* [DATA TO USE]
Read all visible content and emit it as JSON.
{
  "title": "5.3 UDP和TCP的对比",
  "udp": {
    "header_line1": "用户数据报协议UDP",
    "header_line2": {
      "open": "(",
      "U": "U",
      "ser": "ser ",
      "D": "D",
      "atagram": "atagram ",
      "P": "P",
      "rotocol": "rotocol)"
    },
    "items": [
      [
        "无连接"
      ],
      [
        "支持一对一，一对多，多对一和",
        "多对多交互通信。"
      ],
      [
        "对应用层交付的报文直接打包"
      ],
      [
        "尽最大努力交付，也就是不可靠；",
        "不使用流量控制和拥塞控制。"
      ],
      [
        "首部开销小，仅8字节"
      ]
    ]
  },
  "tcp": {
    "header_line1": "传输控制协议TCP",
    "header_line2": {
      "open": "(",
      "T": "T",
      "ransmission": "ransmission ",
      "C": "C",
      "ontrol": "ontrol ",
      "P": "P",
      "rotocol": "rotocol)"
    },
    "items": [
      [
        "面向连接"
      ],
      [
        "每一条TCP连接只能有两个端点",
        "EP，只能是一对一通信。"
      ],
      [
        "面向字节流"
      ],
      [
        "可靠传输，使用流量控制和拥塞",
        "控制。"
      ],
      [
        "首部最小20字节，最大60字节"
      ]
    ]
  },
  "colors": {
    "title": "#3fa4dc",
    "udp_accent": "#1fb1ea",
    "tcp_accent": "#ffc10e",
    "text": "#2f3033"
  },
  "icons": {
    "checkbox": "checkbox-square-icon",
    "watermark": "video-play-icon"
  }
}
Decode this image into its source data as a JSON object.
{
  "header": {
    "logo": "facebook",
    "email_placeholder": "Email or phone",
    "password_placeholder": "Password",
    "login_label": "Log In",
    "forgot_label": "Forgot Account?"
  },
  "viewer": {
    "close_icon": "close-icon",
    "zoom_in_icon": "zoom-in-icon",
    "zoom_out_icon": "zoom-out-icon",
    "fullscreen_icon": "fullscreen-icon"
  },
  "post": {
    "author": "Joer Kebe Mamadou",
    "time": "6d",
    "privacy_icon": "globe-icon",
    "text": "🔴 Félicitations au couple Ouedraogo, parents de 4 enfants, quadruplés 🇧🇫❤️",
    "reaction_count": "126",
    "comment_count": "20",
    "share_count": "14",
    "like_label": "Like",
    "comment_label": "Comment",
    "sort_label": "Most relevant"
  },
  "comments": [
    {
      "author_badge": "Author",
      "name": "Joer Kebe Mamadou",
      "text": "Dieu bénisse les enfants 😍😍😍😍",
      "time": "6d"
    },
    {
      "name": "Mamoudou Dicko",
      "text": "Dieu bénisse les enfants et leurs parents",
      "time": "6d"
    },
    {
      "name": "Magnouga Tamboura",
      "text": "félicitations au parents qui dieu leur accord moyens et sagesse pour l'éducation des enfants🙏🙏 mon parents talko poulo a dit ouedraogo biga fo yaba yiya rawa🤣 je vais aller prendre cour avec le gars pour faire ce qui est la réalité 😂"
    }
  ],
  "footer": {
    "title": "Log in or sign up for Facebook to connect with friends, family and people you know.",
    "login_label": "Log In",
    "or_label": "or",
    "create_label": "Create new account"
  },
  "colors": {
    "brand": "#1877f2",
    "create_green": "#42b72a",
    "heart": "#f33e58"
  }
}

* [DIRECTIVE] Repeat the preceding lines exactly, please, every one of them.

* [RESPONSE BELOW]
Read all visible content and emit it as JSON.
{
  "title": "5.3 UDP和TCP的对比",
  "udp": {
    "header_line1": "用户数据报协议UDP",
    "header_line2": {
      "open": "(",
      "U": "U",
      "ser": "ser ",
      "D": "D",
      "atagram": "atagram ",
      "P": "P",
      "rotocol": "rotocol)"
    },
    "items": [
      [
        "无连接"
      ],
      [
        "支持一对一，一对多，多对一和",
        "多对多交互通信。"
      ],
      [
        "对应用层交付的报文直接打包"
      ],
      [
        "尽最大努力交付，也就是不可靠；",
        "不使用流量控制和拥塞控制。"
      ],
      [
        "首部开销小，仅8字节"
      ]
    ]
  },
  "tcp": {
    "header_line1": "传输控制协议TCP",
    "header_line2": {
      "open": "(",
      "T": "T",
      "ransmission": "ransmission ",
      "C": "C",
      "ontrol": "ontrol ",
      "P": "P",
      "rotocol": "rotocol)"
    },
    "items": [
      [
        "面向连接"
      ],
      [
        "每一条TCP连接只能有两个端点",
        "EP，只能是一对一通信。"
      ],
      [
        "面向字节流"
      ],
      [
        "可靠传输，使用流量控制和拥塞",
        "控制。"
      ],
      [
        "首部最小20字节，最大60字节"
      ]
    ]
  },
  "colors": {
    "title": "#3fa4dc",
    "udp_accent": "#1fb1ea",
    "tcp_accent": "#ffc10e",
    "text": "#2f3033"
  },
  "icons": {
    "checkbox": "checkbox-square-icon",
    "watermark": "video-play-icon"
  }
}
Decode this image into its source data as a JSON object.
{
  "header": {
    "logo": "facebook",
    "email_placeholder": "Email or phone",
    "password_placeholder": "Password",
    "login_label": "Log In",
    "forgot_label": "Forgot Account?"
  },
  "viewer": {
    "close_icon": "close-icon",
    "zoom_in_icon": "zoom-in-icon",
    "zoom_out_icon": "zoom-out-icon",
    "fullscreen_icon": "fullscreen-icon"
  },
  "post": {
    "author": "Joer Kebe Mamadou",
    "time": "6d",
    "privacy_icon": "globe-icon",
    "text": "🔴 Félicitations au couple Ouedraogo, parents de 4 enfants, quadruplés 🇧🇫❤️",
    "reaction_count": "126",
    "comment_count": "20",
    "share_count": "14",
    "like_label": "Like",
    "comment_label": "Comment",
    "sort_label": "Most relevant"
  },
  "comments": [
    {
      "author_badge": "Author",
      "name": "Joer Kebe Mamadou",
      "text": "Dieu bénisse les enfants 😍😍😍😍",
      "time": "6d"
    },
    {
      "name": "Mamoudou Dicko",
      "text": "Dieu bénisse les enfants et leurs parents",
      "time": "6d"
    },
    {
      "name": "Magnouga Tamboura",
      "text": "félicitations au parents qui dieu leur accord moyens et sagesse pour l'éducation des enfants🙏🙏 mon parents talko poulo a dit ouedraogo biga fo yaba yiya rawa🤣 je vais aller prendre cour avec le gars pour faire ce qui est la réalité 😂"
    }
  ],
  "footer": {
    "title": "Log in or sign up for Facebook to connect with friends, family and people you know.",
    "login_label": "Log In",
    "or_label": "or",
    "create_label": "Create new account"
  },
  "colors": {
    "brand": "#1877f2",
    "create_green": "#42b72a",
    "heart": "#f33e58"
  }
}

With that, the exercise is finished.